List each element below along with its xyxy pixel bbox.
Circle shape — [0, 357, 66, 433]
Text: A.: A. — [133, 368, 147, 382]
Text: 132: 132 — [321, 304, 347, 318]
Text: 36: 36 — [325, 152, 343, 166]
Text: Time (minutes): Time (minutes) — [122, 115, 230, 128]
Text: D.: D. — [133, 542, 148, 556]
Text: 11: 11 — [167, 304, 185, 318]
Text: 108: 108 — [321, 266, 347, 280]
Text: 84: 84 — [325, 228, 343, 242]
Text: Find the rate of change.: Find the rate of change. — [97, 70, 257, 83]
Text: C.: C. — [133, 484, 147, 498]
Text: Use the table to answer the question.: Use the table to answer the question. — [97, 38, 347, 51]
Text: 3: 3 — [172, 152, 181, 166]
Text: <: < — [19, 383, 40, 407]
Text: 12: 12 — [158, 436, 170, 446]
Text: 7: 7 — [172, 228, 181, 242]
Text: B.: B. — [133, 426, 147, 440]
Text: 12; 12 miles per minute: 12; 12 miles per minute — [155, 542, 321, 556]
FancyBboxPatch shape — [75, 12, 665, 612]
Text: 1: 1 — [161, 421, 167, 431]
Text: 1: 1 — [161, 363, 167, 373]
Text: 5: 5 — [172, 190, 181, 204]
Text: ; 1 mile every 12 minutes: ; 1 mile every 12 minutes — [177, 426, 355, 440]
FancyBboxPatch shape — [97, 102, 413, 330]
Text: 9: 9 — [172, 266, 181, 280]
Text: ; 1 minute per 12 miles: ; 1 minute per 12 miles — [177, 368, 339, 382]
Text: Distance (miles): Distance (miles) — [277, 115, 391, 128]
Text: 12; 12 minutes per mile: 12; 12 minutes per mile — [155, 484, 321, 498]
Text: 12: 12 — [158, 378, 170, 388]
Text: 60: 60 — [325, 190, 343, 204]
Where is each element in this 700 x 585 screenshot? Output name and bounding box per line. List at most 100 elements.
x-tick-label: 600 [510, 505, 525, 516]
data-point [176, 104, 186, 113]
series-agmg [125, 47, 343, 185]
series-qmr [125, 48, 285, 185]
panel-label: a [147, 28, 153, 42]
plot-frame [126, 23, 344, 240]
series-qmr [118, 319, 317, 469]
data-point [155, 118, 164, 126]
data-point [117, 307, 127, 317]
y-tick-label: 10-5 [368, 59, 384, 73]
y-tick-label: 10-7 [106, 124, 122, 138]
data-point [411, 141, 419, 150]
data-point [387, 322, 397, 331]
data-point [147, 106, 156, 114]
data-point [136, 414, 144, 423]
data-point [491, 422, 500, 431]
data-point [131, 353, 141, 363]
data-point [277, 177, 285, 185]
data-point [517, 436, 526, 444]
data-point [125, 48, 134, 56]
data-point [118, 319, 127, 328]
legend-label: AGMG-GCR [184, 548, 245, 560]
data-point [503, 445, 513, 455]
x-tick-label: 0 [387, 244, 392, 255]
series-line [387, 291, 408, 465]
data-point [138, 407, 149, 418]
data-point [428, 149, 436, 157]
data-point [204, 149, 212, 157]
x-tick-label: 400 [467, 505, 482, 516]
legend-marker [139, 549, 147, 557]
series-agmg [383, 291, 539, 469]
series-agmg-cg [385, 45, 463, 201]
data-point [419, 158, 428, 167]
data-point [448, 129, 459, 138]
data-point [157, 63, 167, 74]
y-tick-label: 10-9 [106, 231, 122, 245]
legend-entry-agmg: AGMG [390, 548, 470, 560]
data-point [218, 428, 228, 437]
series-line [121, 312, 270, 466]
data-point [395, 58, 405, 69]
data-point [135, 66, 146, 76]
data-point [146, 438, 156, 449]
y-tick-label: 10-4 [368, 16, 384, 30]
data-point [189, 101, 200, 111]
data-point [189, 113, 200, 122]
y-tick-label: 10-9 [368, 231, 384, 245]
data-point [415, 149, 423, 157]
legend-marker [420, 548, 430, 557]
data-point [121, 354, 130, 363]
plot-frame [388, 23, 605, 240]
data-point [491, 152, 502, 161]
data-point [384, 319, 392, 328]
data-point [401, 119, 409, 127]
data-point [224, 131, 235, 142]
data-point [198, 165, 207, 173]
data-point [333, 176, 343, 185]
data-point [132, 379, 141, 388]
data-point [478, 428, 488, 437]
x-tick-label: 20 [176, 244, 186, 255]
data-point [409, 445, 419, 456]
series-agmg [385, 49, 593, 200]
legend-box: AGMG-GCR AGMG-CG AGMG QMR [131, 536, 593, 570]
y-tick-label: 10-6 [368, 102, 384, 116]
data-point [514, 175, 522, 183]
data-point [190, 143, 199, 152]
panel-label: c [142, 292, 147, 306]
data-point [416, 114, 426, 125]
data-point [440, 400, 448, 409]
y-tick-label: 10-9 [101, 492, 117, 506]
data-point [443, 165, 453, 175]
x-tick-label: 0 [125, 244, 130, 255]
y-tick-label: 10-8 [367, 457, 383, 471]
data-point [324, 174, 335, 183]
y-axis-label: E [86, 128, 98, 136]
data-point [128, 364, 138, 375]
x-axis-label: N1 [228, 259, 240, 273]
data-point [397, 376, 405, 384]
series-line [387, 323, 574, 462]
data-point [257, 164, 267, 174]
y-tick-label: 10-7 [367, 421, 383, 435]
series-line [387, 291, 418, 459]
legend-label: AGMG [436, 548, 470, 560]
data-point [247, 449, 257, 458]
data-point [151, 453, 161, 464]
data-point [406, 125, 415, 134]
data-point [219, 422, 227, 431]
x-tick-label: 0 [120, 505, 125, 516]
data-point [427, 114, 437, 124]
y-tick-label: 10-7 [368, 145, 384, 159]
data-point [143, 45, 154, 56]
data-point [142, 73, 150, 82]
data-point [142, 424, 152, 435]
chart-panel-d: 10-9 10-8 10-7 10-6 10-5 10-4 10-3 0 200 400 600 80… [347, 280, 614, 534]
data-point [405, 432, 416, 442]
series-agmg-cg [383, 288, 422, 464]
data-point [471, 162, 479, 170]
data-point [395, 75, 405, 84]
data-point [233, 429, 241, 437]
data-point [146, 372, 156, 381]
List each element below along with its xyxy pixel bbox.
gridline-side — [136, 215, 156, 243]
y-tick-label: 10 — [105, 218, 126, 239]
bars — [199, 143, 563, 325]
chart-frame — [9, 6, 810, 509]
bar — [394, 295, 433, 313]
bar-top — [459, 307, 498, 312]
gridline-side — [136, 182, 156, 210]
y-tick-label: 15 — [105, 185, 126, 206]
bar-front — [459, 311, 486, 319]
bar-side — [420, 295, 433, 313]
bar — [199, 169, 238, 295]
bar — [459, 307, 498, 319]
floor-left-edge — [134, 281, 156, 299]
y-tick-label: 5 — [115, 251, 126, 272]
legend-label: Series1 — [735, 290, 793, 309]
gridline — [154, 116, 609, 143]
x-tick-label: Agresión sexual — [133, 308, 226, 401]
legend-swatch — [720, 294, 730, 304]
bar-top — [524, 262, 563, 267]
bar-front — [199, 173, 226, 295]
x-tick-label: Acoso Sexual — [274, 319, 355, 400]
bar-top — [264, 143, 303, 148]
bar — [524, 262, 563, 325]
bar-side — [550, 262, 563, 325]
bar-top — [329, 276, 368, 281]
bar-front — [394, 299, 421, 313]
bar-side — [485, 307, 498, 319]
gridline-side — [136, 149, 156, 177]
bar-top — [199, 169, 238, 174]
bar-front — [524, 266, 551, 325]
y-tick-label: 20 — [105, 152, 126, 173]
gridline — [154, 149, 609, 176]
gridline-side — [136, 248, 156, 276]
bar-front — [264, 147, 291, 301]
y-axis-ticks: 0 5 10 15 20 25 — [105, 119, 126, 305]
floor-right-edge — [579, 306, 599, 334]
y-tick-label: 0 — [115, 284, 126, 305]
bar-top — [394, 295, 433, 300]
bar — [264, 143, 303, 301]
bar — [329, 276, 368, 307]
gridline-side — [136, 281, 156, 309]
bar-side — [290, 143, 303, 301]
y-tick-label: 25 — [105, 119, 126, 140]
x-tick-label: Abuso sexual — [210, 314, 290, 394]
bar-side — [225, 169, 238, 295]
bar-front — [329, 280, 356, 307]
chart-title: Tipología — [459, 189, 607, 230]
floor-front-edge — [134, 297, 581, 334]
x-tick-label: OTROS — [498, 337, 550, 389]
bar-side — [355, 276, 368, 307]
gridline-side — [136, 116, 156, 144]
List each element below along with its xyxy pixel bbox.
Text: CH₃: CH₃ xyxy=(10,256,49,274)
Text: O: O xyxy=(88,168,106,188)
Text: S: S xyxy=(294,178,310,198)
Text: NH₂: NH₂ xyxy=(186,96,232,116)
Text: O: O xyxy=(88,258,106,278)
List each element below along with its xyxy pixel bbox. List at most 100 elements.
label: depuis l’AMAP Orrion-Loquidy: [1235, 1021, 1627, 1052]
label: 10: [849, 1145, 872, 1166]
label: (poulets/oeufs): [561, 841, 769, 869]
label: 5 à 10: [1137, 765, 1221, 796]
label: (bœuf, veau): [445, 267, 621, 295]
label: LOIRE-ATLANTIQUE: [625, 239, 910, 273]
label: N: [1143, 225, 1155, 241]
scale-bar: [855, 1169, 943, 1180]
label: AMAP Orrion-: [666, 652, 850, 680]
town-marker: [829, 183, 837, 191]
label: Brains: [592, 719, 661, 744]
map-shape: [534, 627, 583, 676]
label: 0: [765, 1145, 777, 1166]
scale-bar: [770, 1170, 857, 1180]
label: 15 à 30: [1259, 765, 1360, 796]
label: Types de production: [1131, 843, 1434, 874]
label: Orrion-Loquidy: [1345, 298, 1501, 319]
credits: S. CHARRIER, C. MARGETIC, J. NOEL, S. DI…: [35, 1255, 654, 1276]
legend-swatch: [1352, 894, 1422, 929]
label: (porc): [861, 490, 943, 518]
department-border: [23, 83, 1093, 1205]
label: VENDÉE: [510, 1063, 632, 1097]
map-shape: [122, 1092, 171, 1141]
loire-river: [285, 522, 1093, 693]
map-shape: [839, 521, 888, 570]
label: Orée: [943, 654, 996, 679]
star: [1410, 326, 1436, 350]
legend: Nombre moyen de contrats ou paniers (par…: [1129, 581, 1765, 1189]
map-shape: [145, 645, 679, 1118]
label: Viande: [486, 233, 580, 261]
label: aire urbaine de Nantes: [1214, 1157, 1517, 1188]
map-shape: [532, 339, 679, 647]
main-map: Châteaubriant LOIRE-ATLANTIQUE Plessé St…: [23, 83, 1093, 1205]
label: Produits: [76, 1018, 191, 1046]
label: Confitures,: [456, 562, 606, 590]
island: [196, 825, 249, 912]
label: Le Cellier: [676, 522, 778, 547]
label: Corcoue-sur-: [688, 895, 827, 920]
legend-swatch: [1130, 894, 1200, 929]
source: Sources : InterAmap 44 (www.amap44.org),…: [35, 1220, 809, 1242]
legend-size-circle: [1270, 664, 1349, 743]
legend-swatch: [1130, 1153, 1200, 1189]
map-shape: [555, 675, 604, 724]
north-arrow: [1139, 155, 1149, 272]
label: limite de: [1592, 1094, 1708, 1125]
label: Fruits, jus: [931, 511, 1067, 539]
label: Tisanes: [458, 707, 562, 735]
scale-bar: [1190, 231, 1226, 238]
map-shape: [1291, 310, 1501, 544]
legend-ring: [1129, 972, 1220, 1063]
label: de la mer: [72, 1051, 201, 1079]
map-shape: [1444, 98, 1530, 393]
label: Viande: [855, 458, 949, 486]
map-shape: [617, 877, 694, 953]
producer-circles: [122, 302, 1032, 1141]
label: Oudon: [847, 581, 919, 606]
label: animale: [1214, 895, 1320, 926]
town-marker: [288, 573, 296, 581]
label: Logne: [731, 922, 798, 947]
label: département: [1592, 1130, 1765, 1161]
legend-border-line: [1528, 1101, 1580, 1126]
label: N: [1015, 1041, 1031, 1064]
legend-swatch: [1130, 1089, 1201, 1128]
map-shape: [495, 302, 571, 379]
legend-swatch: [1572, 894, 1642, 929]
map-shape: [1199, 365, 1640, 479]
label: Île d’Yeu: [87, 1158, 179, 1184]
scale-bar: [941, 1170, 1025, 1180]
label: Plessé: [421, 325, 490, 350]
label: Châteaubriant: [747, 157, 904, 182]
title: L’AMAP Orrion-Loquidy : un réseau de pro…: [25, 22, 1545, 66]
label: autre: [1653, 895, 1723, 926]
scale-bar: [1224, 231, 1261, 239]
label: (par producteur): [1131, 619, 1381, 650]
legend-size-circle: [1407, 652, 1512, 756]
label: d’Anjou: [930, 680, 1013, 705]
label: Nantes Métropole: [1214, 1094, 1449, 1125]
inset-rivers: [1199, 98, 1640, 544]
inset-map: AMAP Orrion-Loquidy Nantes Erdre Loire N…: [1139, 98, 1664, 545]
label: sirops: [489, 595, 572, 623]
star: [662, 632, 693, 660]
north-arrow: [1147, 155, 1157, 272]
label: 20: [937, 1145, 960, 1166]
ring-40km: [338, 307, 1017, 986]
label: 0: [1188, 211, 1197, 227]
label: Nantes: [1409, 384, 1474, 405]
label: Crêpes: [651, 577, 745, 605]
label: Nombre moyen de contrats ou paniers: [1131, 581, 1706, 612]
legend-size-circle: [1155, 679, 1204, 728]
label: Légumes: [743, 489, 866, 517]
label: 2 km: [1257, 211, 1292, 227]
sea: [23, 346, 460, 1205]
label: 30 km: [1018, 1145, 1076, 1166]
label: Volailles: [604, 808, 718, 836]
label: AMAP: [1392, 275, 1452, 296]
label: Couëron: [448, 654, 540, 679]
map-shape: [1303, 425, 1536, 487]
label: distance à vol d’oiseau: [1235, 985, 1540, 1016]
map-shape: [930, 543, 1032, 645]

══════

### Given problem
Replace "miles per minute" with "miles each minute" in the entries from the first line through the line containing "Text: 1: 1 — [161, 421, 167, 431]", keeping everything else the same.

### Exercise output
List each element below along with its xyxy pixel bbox.
Circle shape — [0, 357, 66, 433]
Text: A.: A. — [133, 368, 147, 382]
Text: 132: 132 — [321, 304, 347, 318]
Text: 36: 36 — [325, 152, 343, 166]
Text: Time (minutes): Time (minutes) — [122, 115, 230, 128]
Text: D.: D. — [133, 542, 148, 556]
Text: 11: 11 — [167, 304, 185, 318]
Text: 108: 108 — [321, 266, 347, 280]
Text: 84: 84 — [325, 228, 343, 242]
Text: Find the rate of change.: Find the rate of change. — [97, 70, 257, 83]
Text: C.: C. — [133, 484, 147, 498]
Text: Use the table to answer the question.: Use the table to answer the question. — [97, 38, 347, 51]
Text: 3: 3 — [172, 152, 181, 166]
Text: <: < — [19, 383, 40, 407]
Text: 12: 12 — [158, 436, 170, 446]
Text: 7: 7 — [172, 228, 181, 242]
Text: B.: B. — [133, 426, 147, 440]
Text: 12; 12 miles each minute: 12; 12 miles each minute — [155, 542, 321, 556]
FancyBboxPatch shape — [75, 12, 665, 612]
Text: 1: 1 — [161, 421, 167, 431]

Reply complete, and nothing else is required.